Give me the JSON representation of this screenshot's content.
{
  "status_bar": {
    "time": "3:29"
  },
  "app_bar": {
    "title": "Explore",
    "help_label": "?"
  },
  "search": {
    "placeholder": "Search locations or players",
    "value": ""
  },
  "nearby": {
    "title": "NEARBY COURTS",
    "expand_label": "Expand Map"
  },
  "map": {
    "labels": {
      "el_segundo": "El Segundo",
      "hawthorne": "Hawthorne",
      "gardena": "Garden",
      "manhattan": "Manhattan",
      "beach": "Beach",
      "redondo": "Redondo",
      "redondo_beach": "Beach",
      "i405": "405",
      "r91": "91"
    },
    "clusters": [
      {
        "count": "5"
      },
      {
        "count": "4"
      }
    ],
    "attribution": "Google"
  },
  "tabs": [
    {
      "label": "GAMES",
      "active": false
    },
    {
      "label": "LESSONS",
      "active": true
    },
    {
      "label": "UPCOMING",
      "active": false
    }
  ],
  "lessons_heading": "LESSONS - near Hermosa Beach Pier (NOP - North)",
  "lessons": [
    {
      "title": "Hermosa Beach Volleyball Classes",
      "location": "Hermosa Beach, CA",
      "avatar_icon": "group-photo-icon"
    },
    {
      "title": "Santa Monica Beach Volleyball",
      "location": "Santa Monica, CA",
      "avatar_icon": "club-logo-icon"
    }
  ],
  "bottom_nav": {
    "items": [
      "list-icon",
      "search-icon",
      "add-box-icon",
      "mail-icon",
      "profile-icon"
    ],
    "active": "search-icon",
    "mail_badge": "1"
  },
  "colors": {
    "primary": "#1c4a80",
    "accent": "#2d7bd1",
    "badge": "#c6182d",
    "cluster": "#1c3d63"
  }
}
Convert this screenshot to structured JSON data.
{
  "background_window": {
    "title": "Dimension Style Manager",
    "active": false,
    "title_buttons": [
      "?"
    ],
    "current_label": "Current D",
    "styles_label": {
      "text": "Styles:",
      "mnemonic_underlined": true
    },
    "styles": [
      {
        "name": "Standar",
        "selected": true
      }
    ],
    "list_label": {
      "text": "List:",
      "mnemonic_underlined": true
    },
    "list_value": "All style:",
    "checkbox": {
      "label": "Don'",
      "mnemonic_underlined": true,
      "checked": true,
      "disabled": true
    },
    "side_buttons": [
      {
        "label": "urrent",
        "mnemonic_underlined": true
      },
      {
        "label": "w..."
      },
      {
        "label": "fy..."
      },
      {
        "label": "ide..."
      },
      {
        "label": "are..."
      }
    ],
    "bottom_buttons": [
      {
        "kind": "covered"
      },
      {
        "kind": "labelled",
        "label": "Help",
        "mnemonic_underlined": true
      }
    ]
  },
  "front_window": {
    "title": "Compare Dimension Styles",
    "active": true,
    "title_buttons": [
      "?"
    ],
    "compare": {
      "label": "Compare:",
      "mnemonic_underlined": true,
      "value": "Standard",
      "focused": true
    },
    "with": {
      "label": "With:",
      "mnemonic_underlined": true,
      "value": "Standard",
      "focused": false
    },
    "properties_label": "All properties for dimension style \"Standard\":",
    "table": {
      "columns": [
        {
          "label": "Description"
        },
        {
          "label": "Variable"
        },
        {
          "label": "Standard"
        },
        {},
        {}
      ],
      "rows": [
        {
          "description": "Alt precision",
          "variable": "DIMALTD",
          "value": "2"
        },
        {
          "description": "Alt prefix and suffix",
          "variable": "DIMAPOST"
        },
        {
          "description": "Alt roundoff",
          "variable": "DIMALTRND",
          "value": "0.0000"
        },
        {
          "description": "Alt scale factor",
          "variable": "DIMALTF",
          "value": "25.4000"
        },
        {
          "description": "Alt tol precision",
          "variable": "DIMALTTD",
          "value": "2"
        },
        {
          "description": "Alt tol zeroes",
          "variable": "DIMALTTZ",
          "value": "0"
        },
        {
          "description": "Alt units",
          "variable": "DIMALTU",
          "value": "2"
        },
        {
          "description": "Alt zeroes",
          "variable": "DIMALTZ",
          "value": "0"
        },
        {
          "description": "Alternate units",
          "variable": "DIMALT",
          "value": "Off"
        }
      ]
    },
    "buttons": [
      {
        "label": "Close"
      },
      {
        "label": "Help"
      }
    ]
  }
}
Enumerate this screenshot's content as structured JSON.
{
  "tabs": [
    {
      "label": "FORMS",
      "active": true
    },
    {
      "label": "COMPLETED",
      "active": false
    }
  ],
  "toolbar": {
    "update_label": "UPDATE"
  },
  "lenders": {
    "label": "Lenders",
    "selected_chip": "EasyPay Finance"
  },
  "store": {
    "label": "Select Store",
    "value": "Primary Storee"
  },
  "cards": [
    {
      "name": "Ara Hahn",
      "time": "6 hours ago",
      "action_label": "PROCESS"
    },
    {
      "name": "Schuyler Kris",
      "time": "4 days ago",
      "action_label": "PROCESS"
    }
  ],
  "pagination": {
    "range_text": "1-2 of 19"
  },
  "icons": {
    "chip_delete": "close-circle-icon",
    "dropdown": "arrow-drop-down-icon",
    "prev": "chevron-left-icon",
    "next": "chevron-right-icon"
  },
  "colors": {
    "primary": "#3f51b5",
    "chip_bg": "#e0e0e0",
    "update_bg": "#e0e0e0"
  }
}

# WHAT THIS TASK INVOLVES
Exactly and exclusively, repeat the lines from the line that contains "Enumerate this screenshot's" through the end of the records, both ends included.

# CORRECT RESULT
Enumerate this screenshot's content as structured JSON.
{
  "tabs": [
    {
      "label": "FORMS",
      "active": true
    },
    {
      "label": "COMPLETED",
      "active": false
    }
  ],
  "toolbar": {
    "update_label": "UPDATE"
  },
  "lenders": {
    "label": "Lenders",
    "selected_chip": "EasyPay Finance"
  },
  "store": {
    "label": "Select Store",
    "value": "Primary Storee"
  },
  "cards": [
    {
      "name": "Ara Hahn",
      "time": "6 hours ago",
      "action_label": "PROCESS"
    },
    {
      "name": "Schuyler Kris",
      "time": "4 days ago",
      "action_label": "PROCESS"
    }
  ],
  "pagination": {
    "range_text": "1-2 of 19"
  },
  "icons": {
    "chip_delete": "close-circle-icon",
    "dropdown": "arrow-drop-down-icon",
    "prev": "chevron-left-icon",
    "next": "chevron-right-icon"
  },
  "colors": {
    "primary": "#3f51b5",
    "chip_bg": "#e0e0e0",
    "update_bg": "#e0e0e0"
  }
}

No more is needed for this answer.